Records for the exercise:

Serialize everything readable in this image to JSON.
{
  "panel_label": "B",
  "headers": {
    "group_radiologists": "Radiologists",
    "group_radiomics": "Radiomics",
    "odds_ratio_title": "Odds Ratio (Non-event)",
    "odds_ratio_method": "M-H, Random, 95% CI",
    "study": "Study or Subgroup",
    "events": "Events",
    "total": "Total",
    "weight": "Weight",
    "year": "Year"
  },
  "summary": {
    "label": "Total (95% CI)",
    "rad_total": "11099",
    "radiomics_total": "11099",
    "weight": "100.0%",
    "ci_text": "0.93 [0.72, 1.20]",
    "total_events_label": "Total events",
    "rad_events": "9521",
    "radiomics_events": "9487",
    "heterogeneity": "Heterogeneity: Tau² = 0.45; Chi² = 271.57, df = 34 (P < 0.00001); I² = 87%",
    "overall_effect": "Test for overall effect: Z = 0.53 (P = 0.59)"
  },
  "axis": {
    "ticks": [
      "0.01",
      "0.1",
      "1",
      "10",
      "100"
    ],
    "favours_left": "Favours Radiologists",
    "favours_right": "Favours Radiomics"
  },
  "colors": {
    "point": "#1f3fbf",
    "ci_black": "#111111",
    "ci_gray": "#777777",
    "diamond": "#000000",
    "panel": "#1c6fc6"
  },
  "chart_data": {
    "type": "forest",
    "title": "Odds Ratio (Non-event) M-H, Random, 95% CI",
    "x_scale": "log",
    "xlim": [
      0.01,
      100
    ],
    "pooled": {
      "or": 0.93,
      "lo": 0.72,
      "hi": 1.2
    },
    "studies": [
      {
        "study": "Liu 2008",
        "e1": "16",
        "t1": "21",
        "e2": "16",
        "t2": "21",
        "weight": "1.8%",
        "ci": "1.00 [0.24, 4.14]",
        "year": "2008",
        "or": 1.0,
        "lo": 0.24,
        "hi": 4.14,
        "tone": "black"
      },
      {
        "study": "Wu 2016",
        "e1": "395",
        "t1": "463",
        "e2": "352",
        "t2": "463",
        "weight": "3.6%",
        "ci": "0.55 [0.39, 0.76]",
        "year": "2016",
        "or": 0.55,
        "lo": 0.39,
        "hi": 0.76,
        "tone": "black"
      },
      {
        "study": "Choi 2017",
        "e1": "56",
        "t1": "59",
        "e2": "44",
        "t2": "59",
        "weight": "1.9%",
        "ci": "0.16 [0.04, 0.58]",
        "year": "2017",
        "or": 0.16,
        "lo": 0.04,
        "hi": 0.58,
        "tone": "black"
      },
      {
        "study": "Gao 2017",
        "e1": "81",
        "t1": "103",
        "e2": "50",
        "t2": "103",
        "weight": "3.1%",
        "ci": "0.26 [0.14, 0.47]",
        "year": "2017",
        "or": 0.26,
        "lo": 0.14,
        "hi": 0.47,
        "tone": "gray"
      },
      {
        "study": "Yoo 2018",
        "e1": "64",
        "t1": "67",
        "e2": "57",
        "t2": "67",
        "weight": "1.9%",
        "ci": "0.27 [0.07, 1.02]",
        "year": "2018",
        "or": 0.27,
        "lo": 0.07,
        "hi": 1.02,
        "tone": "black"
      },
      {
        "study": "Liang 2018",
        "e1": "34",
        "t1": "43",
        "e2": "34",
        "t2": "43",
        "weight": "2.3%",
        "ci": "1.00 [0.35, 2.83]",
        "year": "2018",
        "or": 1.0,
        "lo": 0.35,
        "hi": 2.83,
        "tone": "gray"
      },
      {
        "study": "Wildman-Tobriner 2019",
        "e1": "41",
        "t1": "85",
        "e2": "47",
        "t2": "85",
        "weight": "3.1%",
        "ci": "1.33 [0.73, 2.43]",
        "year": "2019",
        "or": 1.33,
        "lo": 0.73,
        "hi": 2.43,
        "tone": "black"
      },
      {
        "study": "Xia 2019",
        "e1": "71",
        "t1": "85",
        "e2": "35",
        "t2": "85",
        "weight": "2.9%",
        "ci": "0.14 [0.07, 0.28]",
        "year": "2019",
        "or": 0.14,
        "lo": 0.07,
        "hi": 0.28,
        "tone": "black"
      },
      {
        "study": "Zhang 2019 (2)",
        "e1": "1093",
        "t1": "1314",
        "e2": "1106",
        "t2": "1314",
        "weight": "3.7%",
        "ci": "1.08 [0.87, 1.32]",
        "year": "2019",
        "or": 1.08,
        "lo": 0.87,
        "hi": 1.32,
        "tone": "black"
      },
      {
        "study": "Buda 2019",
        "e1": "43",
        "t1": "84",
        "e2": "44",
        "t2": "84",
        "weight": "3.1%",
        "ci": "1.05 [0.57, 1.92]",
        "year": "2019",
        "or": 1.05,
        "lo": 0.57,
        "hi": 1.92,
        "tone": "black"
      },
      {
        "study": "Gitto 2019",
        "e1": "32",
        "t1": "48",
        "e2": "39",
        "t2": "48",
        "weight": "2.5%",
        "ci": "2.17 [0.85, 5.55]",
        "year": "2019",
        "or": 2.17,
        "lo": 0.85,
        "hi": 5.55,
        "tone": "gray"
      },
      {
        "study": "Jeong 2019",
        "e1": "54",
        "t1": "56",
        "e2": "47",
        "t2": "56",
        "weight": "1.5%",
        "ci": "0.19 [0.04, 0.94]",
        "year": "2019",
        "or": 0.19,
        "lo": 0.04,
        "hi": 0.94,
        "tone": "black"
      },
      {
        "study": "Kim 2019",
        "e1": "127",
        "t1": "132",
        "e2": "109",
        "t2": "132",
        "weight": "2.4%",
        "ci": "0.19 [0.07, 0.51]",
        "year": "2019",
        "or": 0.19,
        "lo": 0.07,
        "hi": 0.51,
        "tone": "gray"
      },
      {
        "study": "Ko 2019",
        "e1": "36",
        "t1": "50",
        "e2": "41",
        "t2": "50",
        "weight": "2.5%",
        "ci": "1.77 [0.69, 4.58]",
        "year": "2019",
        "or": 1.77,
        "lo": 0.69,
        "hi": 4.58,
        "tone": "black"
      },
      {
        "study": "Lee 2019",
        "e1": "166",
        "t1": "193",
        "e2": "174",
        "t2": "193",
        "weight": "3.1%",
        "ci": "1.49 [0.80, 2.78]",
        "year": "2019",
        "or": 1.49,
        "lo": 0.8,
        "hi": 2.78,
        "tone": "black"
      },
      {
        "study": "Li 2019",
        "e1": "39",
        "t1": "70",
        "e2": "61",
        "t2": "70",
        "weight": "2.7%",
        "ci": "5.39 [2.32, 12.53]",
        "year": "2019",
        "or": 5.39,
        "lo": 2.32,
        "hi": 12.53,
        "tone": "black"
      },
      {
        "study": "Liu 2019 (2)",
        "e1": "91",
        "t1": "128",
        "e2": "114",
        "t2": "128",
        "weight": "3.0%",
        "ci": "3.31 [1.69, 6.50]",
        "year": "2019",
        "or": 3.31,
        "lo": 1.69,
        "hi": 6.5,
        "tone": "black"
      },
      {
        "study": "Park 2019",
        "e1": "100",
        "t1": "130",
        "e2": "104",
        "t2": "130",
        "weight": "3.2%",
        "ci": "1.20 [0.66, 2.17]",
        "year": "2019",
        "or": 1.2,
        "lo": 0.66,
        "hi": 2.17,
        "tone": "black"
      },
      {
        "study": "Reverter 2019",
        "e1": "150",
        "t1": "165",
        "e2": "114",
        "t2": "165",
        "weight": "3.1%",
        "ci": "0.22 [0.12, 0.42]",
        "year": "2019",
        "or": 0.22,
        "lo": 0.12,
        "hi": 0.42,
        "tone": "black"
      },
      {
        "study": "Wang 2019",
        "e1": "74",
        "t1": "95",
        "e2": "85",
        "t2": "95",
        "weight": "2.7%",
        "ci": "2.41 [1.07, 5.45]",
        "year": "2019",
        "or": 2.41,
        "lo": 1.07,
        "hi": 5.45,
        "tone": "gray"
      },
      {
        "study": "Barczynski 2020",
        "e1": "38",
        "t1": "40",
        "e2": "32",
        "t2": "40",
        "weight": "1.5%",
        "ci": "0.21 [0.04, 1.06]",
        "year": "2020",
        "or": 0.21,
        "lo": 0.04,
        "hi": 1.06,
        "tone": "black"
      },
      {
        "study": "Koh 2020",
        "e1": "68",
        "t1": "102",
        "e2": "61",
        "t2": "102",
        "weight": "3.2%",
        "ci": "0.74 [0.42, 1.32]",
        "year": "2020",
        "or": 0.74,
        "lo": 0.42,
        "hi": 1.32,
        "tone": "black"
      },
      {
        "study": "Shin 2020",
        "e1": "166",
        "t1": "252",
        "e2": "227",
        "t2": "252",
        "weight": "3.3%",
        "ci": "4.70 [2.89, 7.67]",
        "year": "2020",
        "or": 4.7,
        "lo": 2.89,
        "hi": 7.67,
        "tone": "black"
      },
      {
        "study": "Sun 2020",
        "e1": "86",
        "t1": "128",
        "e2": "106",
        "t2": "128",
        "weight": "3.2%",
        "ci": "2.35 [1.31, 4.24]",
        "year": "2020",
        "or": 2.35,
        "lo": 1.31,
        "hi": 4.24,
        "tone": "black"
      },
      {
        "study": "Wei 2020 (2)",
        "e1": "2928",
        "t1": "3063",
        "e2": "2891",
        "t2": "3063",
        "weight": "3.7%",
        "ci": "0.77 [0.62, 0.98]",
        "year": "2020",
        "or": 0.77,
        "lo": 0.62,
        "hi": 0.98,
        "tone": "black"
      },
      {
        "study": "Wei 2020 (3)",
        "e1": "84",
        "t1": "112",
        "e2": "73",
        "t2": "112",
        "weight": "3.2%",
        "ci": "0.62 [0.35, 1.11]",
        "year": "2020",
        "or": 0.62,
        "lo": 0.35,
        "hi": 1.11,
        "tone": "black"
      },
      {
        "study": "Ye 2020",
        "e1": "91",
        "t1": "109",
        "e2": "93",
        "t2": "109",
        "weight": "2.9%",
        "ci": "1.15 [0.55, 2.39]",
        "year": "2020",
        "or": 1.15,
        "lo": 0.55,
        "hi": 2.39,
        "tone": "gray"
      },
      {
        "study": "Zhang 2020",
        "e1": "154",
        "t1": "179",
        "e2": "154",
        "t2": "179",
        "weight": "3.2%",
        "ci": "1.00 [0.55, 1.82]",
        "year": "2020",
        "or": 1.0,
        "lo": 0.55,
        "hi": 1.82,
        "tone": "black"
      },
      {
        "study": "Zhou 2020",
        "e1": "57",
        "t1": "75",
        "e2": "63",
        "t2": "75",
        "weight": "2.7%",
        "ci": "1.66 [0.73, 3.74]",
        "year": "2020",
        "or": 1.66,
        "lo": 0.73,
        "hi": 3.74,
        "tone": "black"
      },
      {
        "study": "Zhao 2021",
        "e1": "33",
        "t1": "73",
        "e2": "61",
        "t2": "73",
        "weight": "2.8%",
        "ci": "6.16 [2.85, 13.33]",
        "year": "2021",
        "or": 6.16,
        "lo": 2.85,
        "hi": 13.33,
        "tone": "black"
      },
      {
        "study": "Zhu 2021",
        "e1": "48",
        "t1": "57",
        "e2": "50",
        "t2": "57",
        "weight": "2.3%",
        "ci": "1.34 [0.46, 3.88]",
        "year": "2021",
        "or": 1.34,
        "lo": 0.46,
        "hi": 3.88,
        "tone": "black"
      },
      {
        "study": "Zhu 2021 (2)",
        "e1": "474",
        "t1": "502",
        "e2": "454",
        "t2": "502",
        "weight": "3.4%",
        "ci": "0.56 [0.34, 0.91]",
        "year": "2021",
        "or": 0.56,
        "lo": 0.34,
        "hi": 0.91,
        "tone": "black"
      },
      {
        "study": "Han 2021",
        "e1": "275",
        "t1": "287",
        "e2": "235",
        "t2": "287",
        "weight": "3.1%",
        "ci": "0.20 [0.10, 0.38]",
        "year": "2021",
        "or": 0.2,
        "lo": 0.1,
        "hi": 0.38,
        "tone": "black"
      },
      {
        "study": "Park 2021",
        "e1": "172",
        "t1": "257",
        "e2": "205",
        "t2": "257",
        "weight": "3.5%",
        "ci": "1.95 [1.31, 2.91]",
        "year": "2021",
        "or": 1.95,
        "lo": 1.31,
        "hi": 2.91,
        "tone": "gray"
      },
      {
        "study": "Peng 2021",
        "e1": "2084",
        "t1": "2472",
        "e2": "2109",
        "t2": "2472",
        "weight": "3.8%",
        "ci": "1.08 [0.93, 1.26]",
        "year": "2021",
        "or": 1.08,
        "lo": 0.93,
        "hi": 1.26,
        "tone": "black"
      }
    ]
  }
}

What is being asked: List every line in the records above that contains the word "Radiologists".

Exercise result:
    "group_radiologists": "Radiologists",
    "favours_left": "Favours Radiologists",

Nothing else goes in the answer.